INPUT DATA:
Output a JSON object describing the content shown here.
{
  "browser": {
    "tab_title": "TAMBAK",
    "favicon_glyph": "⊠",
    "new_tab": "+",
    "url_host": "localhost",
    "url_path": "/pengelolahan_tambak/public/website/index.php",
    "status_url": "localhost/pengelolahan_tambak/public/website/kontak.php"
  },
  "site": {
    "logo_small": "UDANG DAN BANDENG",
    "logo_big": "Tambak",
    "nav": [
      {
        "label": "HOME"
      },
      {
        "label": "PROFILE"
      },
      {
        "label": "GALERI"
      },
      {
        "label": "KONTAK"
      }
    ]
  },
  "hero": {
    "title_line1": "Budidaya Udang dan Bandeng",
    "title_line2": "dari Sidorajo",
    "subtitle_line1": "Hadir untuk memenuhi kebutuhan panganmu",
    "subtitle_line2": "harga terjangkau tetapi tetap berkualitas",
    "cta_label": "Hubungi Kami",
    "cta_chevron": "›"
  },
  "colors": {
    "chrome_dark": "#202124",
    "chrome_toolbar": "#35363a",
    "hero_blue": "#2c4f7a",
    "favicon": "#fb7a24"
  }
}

PROBLEM TO WORK ON:
Quote each line of the data above exactly as written.

WRITTEN SOLUTION:
Output a JSON object describing the content shown here.
{
  "browser": {
    "tab_title": "TAMBAK",
    "favicon_glyph": "⊠",
    "new_tab": "+",
    "url_host": "localhost",
    "url_path": "/pengelolahan_tambak/public/website/index.php",
    "status_url": "localhost/pengelolahan_tambak/public/website/kontak.php"
  },
  "site": {
    "logo_small": "UDANG DAN BANDENG",
    "logo_big": "Tambak",
    "nav": [
      {
        "label": "HOME"
      },
      {
        "label": "PROFILE"
      },
      {
        "label": "GALERI"
      },
      {
        "label": "KONTAK"
      }
    ]
  },
  "hero": {
    "title_line1": "Budidaya Udang dan Bandeng",
    "title_line2": "dari Sidorajo",
    "subtitle_line1": "Hadir untuk memenuhi kebutuhan panganmu",
    "subtitle_line2": "harga terjangkau tetapi tetap berkualitas",
    "cta_label": "Hubungi Kami",
    "cta_chevron": "›"
  },
  "colors": {
    "chrome_dark": "#202124",
    "chrome_toolbar": "#35363a",
    "hero_blue": "#2c4f7a",
    "favicon": "#fb7a24"
  }
}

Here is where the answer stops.